* **Entries shown**
╭──
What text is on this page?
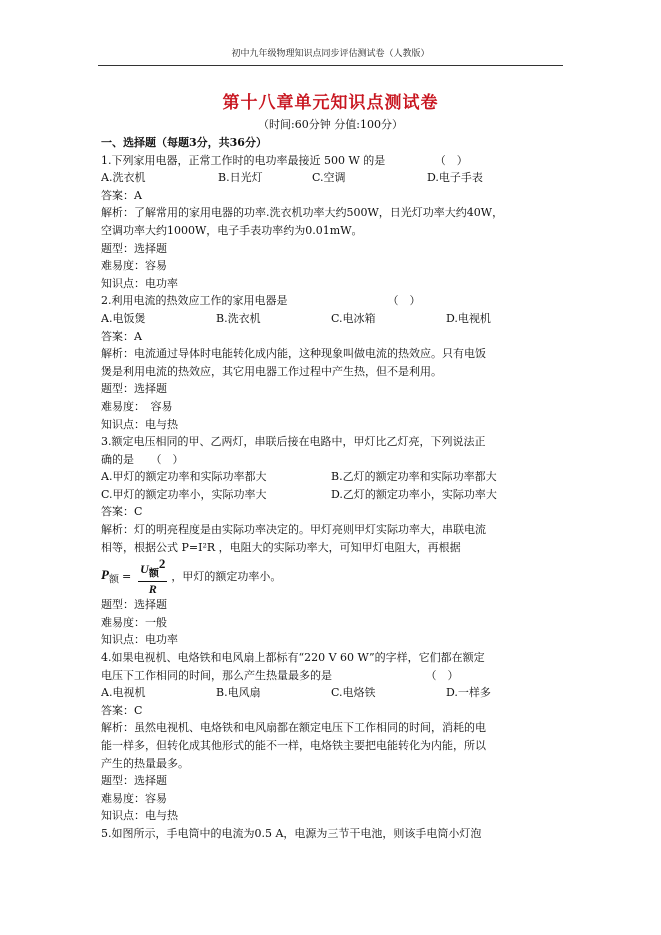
初中九年级物理知识点同步评估测试卷（人教版）
第十八章单元知识点测试卷
（时间:60分钟 分值:100分）
一、选择题（每题3分，共36分）
1.下列家用电器，正常工作时的电功率最接近 500 W 的是　　　　　（　）
A.洗衣机	B.日光灯	C.空调	D.电子手表
答案：A
解析：了解常用的家用电器的功率.洗衣机功率大约500W，日光灯功率大约40W，
空调功率大约1000W，电子手表功率约为0.01mW。
题型：选择题
难易度：容易
知识点：电功率
2.利用电流的热效应工作的家用电器是	（　）
A.电饭煲	B.洗衣机	C.电冰箱	D.电视机
答案：A
解析：电流通过导体时电能转化成内能，这种现象叫做电流的热效应。只有电饭
煲是利用电流的热效应，其它用电器工作过程中产生热，但不是利用。
题型：选择题
难易度：　容易
知识点：电与热
3.额定电压相同的甲、乙两灯，串联后接在电路中，甲灯比乙灯亮，下列说法正
确的是　　（　）
A.甲灯的额定功率和实际功率都大	B.乙灯的额定功率和实际功率都大
C.甲灯的额定功率小，实际功率大	D.乙灯的额定功率小，实际功率大
答案：C
解析：灯的明亮程度是由实际功率决定的。甲灯亮则甲灯实际功率大，串联电流
相等，根据公式 P=I²R ，电阻大的实际功率大，可知甲灯电阻大，再根据
$P_额 = \frac{U_额^2}{R}$ ，甲灯的额定功率小。
题型：选择题
难易度：一般
知识点：电功率
4.如果电视机、电烙铁和电风扇上都标有“220 V 60 W”的字样，它们都在额定
电压下工作相同的时间，那么产生热量最多的是　　　　　　　　　（　）
A.电视机	B.电风扇	C.电烙铁	D.一样多
答案：C
解析：虽然电视机、电烙铁和电风扇都在额定电压下工作相同的时间，消耗的电
能一样多，但转化成其他形式的能不一样，电烙铁主要把电能转化为内能，所以
产生的热量最多。
题型：选择题
难易度：容易
知识点：电与热
5.如图所示，手电筒中的电流为0.5 A，电源为三节干电池，则该手电筒小灯泡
╰──
* **Exercise details**
Pictures in the records should not appear in your copy, but everything else must be transcribed exactly.

* **Right answer**
What text is on this page?
初中九年级物理知识点同步评估测试卷（人教版）
第十八章单元知识点测试卷
（时间:60分钟 分值:100分）
一、选择题（每题3分，共36分）
1.下列家用电器，正常工作时的电功率最接近 500 W 的是　　　　　（　）
A.洗衣机	B.日光灯	C.空调	D.电子手表
答案：A
解析：了解常用的家用电器的功率.洗衣机功率大约500W，日光灯功率大约40W，
空调功率大约1000W，电子手表功率约为0.01mW。
题型：选择题
难易度：容易
知识点：电功率
2.利用电流的热效应工作的家用电器是	（　）
A.电饭煲	B.洗衣机	C.电冰箱	D.电视机
答案：A
解析：电流通过导体时电能转化成内能，这种现象叫做电流的热效应。只有电饭
煲是利用电流的热效应，其它用电器工作过程中产生热，但不是利用。
题型：选择题
难易度：　容易
知识点：电与热
3.额定电压相同的甲、乙两灯，串联后接在电路中，甲灯比乙灯亮，下列说法正
确的是　　（　）
A.甲灯的额定功率和实际功率都大	B.乙灯的额定功率和实际功率都大
C.甲灯的额定功率小，实际功率大	D.乙灯的额定功率小，实际功率大
答案：C
解析：灯的明亮程度是由实际功率决定的。甲灯亮则甲灯实际功率大，串联电流
相等，根据公式 P=I²R ，电阻大的实际功率大，可知甲灯电阻大，再根据
$P_额 = \frac{U_额^2}{R}$ ，甲灯的额定功率小。
题型：选择题
难易度：一般
知识点：电功率
4.如果电视机、电烙铁和电风扇上都标有“220 V 60 W”的字样，它们都在额定
电压下工作相同的时间，那么产生热量最多的是　　　　　　　　　（　）
A.电视机	B.电风扇	C.电烙铁	D.一样多
答案：C
解析：虽然电视机、电烙铁和电风扇都在额定电压下工作相同的时间，消耗的电
能一样多，但转化成其他形式的能不一样，电烙铁主要把电能转化为内能，所以
产生的热量最多。
题型：选择题
难易度：容易
知识点：电与热
5.如图所示，手电筒中的电流为0.5 A，电源为三节干电池，则该手电筒小灯泡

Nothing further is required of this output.